>> begin

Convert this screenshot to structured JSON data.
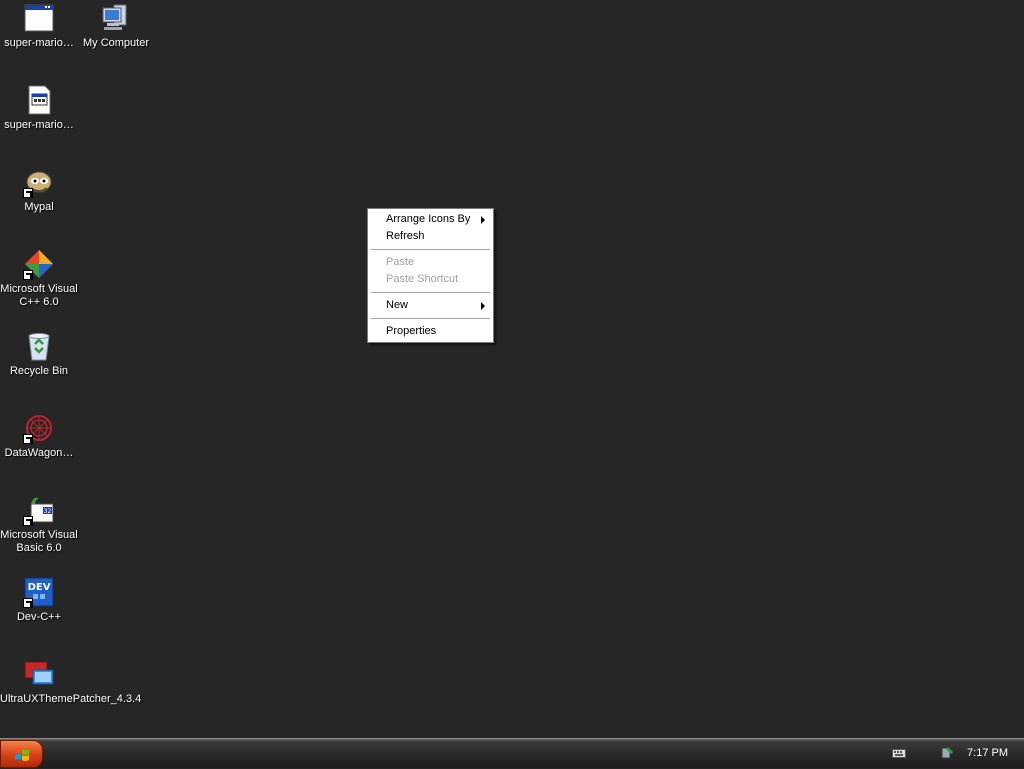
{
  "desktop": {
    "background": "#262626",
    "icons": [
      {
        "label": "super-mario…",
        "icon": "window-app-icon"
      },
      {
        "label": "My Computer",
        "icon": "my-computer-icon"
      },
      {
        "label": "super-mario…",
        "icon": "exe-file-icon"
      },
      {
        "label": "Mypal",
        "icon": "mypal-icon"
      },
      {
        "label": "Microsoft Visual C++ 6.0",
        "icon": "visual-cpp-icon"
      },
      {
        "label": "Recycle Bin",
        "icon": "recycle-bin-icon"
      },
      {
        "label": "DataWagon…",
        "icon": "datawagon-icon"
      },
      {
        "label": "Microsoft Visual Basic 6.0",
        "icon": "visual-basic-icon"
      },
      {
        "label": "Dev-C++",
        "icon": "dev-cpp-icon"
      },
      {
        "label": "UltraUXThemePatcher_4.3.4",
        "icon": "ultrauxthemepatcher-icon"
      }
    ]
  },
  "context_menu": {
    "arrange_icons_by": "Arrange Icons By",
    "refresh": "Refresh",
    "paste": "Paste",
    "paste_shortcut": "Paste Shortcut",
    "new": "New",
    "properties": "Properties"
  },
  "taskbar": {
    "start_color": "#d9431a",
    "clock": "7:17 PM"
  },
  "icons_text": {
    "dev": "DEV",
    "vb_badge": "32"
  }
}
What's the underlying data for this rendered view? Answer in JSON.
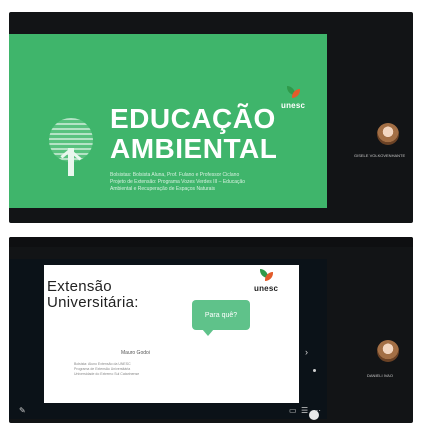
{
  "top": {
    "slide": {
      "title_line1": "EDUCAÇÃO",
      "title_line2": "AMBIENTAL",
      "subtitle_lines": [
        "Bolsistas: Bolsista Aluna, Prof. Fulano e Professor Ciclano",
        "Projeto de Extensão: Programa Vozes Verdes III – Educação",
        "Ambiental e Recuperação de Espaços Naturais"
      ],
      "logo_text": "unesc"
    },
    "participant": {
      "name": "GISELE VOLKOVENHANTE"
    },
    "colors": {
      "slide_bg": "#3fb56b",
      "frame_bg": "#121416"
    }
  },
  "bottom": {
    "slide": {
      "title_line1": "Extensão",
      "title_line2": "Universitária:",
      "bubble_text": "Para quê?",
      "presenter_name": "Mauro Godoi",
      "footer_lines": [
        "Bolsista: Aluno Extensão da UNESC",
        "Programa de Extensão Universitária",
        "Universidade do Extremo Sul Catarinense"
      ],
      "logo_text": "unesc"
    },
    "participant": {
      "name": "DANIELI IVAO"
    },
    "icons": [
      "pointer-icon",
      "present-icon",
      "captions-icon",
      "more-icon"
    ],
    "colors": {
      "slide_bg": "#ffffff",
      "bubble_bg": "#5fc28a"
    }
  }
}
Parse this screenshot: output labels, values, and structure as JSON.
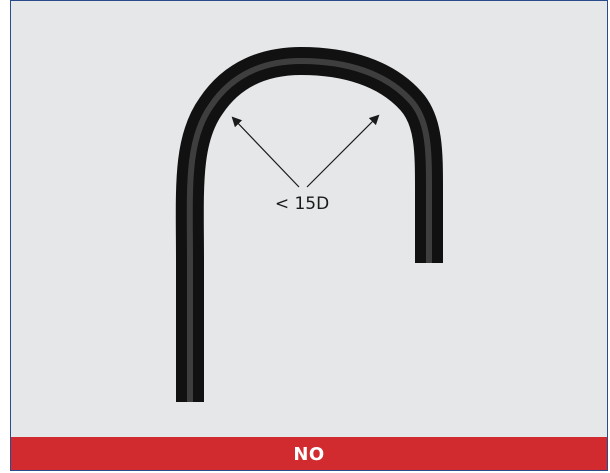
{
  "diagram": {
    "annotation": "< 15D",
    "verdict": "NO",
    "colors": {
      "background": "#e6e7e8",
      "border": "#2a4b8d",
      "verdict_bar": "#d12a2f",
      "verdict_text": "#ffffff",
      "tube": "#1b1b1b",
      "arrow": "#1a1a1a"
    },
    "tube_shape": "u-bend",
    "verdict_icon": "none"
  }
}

>> end

Aim of the exercise:
Quote exactly, and nothing besides, the lines from the one with "Parse this screenshot: output" through the end of the records above; include both ends and omit the pictures.

Result for this task:
Parse this screenshot: output labels, values, and structure as JSON.
{
  "diagram": {
    "annotation": "< 15D",
    "verdict": "NO",
    "colors": {
      "background": "#e6e7e8",
      "border": "#2a4b8d",
      "verdict_bar": "#d12a2f",
      "verdict_text": "#ffffff",
      "tube": "#1b1b1b",
      "arrow": "#1a1a1a"
    },
    "tube_shape": "u-bend",
    "verdict_icon": "none"
  }
}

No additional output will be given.